→ Supplied text:
□ □ □

DNA from two mummies at Takarkori links them to 15,000-year-old Taforalt hunter-gatherers, challenging the idea of the Green Sahara as a migration corridor.

A study published in Nature revealed insights into the genetic legacy of ancient inhabitants of the Green Sahara. Researchers successfully sequenced the DNA of two 7,000‐year‐old naturally mummified individuals recovered from the Takarkori rock shelter in Libya’s Tadrart Acacus Mountains. The study determined that these individuals belonged to an isolated North African human lineage that had vanished, with their genomic signature appearing only faintly in modern North Africans.


The analysis showed that the genetic makeup of the Takarkori individuals shared close links with that of 15,000‐year‐old hunter‐gatherers from the Taforalt cave in Morocco, associated with the Iberomaurusian culture. The findings suggested that a stable human population existed in North Africa before and during the humid period when the Sahara was a savannah with grasses, trees, lakes, and rivers that hosted giraffes, hippopotamuses, and human groups engaged in hunting and gathering.

□ □ □

→ Supplied material:
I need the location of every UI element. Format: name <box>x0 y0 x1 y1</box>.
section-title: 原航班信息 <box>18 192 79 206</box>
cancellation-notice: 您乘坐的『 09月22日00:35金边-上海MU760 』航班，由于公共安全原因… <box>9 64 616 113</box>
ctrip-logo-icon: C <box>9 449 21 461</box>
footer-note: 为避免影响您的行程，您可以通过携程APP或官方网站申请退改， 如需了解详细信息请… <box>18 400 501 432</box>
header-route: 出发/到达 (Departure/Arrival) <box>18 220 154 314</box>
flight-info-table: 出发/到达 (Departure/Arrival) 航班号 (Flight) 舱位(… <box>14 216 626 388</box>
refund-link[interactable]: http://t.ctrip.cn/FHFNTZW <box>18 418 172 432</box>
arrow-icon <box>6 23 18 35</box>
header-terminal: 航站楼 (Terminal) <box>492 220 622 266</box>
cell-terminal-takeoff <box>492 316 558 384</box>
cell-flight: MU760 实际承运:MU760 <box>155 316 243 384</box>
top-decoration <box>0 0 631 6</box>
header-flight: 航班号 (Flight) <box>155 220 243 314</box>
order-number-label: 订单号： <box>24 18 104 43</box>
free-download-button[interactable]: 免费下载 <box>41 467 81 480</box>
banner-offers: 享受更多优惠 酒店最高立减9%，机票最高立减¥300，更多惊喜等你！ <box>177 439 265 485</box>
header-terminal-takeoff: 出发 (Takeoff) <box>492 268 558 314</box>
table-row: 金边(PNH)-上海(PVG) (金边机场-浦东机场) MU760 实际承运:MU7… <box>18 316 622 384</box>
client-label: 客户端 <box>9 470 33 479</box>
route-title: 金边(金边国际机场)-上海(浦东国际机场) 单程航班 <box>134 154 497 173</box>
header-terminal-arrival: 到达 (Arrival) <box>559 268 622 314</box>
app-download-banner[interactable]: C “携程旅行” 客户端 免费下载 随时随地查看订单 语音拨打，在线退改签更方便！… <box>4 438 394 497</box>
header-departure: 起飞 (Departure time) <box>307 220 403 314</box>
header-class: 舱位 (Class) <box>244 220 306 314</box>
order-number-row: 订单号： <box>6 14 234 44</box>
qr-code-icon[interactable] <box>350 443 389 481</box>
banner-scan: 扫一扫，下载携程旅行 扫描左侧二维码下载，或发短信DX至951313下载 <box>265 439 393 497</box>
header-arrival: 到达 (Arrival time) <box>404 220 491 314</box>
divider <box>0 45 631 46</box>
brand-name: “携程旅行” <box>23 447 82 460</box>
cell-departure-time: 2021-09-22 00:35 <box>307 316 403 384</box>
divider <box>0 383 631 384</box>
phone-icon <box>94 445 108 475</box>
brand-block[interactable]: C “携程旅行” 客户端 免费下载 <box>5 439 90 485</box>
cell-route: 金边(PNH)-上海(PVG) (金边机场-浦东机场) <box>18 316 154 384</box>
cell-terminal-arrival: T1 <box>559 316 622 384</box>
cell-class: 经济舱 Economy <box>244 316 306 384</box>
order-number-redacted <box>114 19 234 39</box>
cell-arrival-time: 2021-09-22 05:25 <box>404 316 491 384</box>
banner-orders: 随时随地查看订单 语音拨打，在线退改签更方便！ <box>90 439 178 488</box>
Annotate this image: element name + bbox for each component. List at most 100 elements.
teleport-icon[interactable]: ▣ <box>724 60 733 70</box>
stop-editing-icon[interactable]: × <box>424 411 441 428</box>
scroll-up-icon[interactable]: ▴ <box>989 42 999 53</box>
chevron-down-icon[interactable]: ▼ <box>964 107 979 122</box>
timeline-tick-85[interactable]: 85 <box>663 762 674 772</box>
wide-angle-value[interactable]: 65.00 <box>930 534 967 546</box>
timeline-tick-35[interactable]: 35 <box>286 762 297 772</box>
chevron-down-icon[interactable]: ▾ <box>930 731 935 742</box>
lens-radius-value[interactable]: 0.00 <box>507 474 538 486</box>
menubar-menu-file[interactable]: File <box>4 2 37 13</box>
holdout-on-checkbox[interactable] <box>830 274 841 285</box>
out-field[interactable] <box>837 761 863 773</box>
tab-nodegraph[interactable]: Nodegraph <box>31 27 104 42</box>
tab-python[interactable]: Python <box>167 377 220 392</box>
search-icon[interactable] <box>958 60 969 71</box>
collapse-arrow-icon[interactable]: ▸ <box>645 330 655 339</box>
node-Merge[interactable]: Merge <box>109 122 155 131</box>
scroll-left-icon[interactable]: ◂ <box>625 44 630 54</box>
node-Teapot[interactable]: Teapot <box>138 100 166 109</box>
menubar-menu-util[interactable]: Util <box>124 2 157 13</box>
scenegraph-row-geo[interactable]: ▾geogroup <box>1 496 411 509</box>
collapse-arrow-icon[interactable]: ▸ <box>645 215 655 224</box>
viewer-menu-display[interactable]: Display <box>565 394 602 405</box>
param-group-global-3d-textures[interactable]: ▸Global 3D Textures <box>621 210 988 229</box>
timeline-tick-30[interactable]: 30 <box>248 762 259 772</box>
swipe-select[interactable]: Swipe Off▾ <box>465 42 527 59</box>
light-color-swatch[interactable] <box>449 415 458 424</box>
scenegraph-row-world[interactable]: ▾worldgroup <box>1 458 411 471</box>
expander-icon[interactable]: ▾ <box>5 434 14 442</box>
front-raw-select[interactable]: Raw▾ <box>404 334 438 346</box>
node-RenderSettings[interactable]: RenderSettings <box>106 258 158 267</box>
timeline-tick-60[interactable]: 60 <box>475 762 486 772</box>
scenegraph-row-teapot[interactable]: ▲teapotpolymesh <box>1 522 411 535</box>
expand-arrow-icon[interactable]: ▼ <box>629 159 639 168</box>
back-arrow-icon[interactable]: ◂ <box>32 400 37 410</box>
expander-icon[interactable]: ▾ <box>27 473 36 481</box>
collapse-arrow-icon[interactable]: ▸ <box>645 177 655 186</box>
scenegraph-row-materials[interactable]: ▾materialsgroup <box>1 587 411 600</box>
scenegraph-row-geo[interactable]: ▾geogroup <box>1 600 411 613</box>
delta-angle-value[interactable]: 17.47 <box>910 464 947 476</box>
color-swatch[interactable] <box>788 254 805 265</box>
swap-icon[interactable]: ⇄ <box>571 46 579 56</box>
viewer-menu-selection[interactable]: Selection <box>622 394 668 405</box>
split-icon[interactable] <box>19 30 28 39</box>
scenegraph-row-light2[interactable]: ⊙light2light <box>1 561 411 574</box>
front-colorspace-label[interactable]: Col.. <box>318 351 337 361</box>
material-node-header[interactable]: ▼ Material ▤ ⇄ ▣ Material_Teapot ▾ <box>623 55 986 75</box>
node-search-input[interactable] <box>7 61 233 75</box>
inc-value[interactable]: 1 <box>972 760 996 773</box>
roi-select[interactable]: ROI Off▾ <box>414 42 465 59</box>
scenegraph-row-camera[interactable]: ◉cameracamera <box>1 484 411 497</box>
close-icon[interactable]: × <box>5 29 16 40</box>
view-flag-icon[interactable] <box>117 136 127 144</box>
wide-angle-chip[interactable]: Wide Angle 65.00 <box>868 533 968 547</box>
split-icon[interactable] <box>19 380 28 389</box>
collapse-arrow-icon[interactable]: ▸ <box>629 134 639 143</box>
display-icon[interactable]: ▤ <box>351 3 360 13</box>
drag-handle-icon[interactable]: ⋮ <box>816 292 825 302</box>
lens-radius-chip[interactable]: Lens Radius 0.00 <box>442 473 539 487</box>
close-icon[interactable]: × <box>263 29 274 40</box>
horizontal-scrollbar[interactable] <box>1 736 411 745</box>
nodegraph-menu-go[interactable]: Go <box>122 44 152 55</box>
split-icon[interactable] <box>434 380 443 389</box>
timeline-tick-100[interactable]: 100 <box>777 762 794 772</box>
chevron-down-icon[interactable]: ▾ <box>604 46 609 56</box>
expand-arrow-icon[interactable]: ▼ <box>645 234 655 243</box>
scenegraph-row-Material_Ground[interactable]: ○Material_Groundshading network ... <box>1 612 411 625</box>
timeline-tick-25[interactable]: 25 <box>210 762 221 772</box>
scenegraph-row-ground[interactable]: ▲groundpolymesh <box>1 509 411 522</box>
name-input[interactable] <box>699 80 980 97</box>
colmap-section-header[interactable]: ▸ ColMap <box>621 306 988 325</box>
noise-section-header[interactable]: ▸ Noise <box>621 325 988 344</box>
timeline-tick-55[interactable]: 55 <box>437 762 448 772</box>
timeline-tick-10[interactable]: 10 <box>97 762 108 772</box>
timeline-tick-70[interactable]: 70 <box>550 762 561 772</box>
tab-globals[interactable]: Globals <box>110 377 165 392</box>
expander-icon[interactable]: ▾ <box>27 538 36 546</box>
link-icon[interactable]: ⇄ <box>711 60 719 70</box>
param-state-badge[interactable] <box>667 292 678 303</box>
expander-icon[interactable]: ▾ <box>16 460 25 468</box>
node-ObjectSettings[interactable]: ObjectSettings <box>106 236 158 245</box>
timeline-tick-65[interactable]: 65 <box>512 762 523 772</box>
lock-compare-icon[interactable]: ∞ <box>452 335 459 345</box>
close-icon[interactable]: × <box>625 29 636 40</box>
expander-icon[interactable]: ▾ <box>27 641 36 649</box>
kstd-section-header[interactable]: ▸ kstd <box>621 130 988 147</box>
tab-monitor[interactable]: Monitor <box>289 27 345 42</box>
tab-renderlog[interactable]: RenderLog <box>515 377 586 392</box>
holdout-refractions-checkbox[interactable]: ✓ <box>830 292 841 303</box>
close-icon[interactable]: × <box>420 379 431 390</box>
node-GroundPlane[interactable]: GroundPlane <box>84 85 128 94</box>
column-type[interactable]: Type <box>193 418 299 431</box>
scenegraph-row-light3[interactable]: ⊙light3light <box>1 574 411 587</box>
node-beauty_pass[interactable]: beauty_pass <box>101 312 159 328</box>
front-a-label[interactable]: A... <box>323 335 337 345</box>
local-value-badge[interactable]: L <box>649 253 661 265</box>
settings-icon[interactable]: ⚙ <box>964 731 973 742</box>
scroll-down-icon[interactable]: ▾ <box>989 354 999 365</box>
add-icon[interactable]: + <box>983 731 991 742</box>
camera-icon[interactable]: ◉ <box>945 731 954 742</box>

□ □ □

→ Your assignment:
Please state where the Takarkori rock shelter is located, according to the text on the Takarkori mummies.

→ Task solution:
In Libya's Tadrart Acacus Mountains.